[BRIEF]
Copy out all the data, word for word.

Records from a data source
########

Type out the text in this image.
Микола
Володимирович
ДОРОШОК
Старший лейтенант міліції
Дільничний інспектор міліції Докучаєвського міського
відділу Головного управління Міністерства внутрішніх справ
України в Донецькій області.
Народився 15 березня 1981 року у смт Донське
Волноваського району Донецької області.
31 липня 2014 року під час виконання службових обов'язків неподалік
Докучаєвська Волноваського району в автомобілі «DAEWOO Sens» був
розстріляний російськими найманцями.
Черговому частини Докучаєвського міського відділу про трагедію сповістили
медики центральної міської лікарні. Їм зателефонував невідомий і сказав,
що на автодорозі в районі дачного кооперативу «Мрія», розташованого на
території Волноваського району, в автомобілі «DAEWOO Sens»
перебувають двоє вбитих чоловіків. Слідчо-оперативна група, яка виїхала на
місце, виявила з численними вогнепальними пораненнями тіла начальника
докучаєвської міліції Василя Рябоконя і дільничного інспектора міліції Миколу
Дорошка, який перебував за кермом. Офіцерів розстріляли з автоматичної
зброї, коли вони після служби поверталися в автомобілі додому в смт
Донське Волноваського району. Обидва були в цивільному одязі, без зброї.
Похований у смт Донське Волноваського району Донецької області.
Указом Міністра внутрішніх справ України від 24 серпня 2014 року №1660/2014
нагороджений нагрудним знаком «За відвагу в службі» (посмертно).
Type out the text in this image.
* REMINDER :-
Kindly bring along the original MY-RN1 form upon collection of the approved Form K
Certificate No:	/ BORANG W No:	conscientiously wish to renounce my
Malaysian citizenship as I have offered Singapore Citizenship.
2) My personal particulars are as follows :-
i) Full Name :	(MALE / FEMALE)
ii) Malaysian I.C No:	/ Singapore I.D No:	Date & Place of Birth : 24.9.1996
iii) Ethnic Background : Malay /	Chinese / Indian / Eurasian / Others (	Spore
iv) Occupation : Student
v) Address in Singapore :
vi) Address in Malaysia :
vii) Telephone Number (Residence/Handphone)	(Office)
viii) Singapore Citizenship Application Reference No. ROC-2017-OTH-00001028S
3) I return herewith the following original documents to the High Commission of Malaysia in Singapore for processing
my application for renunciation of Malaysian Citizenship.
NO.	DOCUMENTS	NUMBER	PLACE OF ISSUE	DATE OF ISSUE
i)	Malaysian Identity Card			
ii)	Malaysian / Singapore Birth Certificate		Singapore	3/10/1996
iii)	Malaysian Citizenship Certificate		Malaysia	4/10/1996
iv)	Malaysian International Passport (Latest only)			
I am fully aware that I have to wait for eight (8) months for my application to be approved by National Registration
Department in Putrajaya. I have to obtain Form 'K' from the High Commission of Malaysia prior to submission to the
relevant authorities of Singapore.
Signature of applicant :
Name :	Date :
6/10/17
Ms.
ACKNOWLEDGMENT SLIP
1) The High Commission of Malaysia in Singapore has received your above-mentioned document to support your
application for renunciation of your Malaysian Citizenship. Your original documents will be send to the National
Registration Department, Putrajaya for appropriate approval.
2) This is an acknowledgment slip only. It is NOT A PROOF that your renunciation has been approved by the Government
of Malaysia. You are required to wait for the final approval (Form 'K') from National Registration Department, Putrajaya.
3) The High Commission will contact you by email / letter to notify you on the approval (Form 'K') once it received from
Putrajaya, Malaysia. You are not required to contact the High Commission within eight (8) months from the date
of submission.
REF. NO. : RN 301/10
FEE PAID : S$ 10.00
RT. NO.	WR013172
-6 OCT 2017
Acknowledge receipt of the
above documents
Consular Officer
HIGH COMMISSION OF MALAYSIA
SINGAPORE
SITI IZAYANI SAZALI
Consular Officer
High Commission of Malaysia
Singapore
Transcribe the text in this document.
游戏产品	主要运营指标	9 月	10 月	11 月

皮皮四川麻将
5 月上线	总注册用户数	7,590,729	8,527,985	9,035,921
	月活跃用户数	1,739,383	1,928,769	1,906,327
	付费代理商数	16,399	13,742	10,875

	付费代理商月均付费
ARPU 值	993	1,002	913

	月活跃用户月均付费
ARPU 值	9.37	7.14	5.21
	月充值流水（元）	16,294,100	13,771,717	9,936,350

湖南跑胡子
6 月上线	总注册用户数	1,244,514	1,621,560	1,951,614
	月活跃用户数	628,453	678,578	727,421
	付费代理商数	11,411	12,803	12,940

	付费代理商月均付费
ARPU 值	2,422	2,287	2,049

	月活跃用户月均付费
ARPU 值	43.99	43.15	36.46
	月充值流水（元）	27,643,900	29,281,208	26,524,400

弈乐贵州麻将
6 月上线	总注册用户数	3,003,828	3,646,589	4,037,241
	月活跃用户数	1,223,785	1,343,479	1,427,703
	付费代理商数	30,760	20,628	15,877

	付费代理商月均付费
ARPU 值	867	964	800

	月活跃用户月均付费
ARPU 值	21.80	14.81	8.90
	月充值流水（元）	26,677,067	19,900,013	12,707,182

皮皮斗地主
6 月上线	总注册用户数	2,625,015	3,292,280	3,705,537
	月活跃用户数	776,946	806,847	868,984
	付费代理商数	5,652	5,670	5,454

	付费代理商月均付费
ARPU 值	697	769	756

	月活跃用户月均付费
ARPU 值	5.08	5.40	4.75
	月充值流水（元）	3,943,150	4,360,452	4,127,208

########

[ANSWER TO THE EXERCISE]
Type out the text in this image.
Микола
Володимирович
ДОРОШОК
Старший лейтенант міліції
Дільничний інспектор міліції Докучаєвського міського
відділу Головного управління Міністерства внутрішніх справ
України в Донецькій області.
Народився 15 березня 1981 року у смт Донське
Волноваського району Донецької області.
31 липня 2014 року під час виконання службових обов'язків неподалік
Докучаєвська Волноваського району в автомобілі «DAEWOO Sens» був
розстріляний російськими найманцями.
Черговому частини Докучаєвського міського відділу про трагедію сповістили
медики центральної міської лікарні. Їм зателефонував невідомий і сказав,
що на автодорозі в районі дачного кооперативу «Мрія», розташованого на
території Волноваського району, в автомобілі «DAEWOO Sens»
перебувають двоє вбитих чоловіків. Слідчо-оперативна група, яка виїхала на
місце, виявила з численними вогнепальними пораненнями тіла начальника
докучаєвської міліції Василя Рябоконя і дільничного інспектора міліції Миколу
Дорошка, який перебував за кермом. Офіцерів розстріляли з автоматичної
зброї, коли вони після служби поверталися в автомобілі додому в смт
Донське Волноваського району. Обидва були в цивільному одязі, без зброї.
Похований у смт Донське Волноваського району Донецької області.
Указом Міністра внутрішніх справ України від 24 серпня 2014 року №1660/2014
нагороджений нагрудним знаком «За відвагу в службі» (посмертно).
Type out the text in this image.
* REMINDER :-
Kindly bring along the original MY-RN1 form upon collection of the approved Form K
Certificate No:	/ BORANG W No:	conscientiously wish to renounce my
Malaysian citizenship as I have offered Singapore Citizenship.
2) My personal particulars are as follows :-
i) Full Name :	(MALE / FEMALE)
ii) Malaysian I.C No:	/ Singapore I.D No:	Date & Place of Birth : 24.9.1996
iii) Ethnic Background : Malay /	Chinese / Indian / Eurasian / Others (	Spore
iv) Occupation : Student
v) Address in Singapore :
vi) Address in Malaysia :
vii) Telephone Number (Residence/Handphone)	(Office)
viii) Singapore Citizenship Application Reference No. ROC-2017-OTH-00001028S
3) I return herewith the following original documents to the High Commission of Malaysia in Singapore for processing
my application for renunciation of Malaysian Citizenship.
NO.	DOCUMENTS	NUMBER	PLACE OF ISSUE	DATE OF ISSUE
i)	Malaysian Identity Card			
ii)	Malaysian / Singapore Birth Certificate		Singapore	3/10/1996
iii)	Malaysian Citizenship Certificate		Malaysia	4/10/1996
iv)	Malaysian International Passport (Latest only)			
I am fully aware that I have to wait for eight (8) months for my application to be approved by National Registration
Department in Putrajaya. I have to obtain Form 'K' from the High Commission of Malaysia prior to submission to the
relevant authorities of Singapore.
Signature of applicant :
Name :	Date :
6/10/17
Ms.
ACKNOWLEDGMENT SLIP
1) The High Commission of Malaysia in Singapore has received your above-mentioned document to support your
application for renunciation of your Malaysian Citizenship. Your original documents will be send to the National
Registration Department, Putrajaya for appropriate approval.
2) This is an acknowledgment slip only. It is NOT A PROOF that your renunciation has been approved by the Government
of Malaysia. You are required to wait for the final approval (Form 'K') from National Registration Department, Putrajaya.
3) The High Commission will contact you by email / letter to notify you on the approval (Form 'K') once it received from
Putrajaya, Malaysia. You are not required to contact the High Commission within eight (8) months from the date
of submission.
REF. NO. : RN 301/10
FEE PAID : S$ 10.00
RT. NO.	WR013172
-6 OCT 2017
Acknowledge receipt of the
above documents
Consular Officer
HIGH COMMISSION OF MALAYSIA
SINGAPORE
SITI IZAYANI SAZALI
Consular Officer
High Commission of Malaysia
Singapore
Transcribe the text in this document.
游戏产品	主要运营指标	9 月	10 月	11 月

皮皮四川麻将
5 月上线	总注册用户数	7,590,729	8,527,985	9,035,921
	月活跃用户数	1,739,383	1,928,769	1,906,327
	付费代理商数	16,399	13,742	10,875

	付费代理商月均付费
ARPU 值	993	1,002	913

	月活跃用户月均付费
ARPU 值	9.37	7.14	5.21
	月充值流水（元）	16,294,100	13,771,717	9,936,350

湖南跑胡子
6 月上线	总注册用户数	1,244,514	1,621,560	1,951,614
	月活跃用户数	628,453	678,578	727,421
	付费代理商数	11,411	12,803	12,940

	付费代理商月均付费
ARPU 值	2,422	2,287	2,049

	月活跃用户月均付费
ARPU 值	43.99	43.15	36.46
	月充值流水（元）	27,643,900	29,281,208	26,524,400

弈乐贵州麻将
6 月上线	总注册用户数	3,003,828	3,646,589	4,037,241
	月活跃用户数	1,223,785	1,343,479	1,427,703
	付费代理商数	30,760	20,628	15,877

	付费代理商月均付费
ARPU 值	867	964	800

	月活跃用户月均付费
ARPU 值	21.80	14.81	8.90
	月充值流水（元）	26,677,067	19,900,013	12,707,182

皮皮斗地主
6 月上线	总注册用户数	2,625,015	3,292,280	3,705,537
	月活跃用户数	776,946	806,847	868,984
	付费代理商数	5,652	5,670	5,454

	付费代理商月均付费
ARPU 值	697	769	756

	月活跃用户月均付费
ARPU 值	5.08	5.40	4.75
	月充值流水（元）	3,943,150	4,360,452	4,127,208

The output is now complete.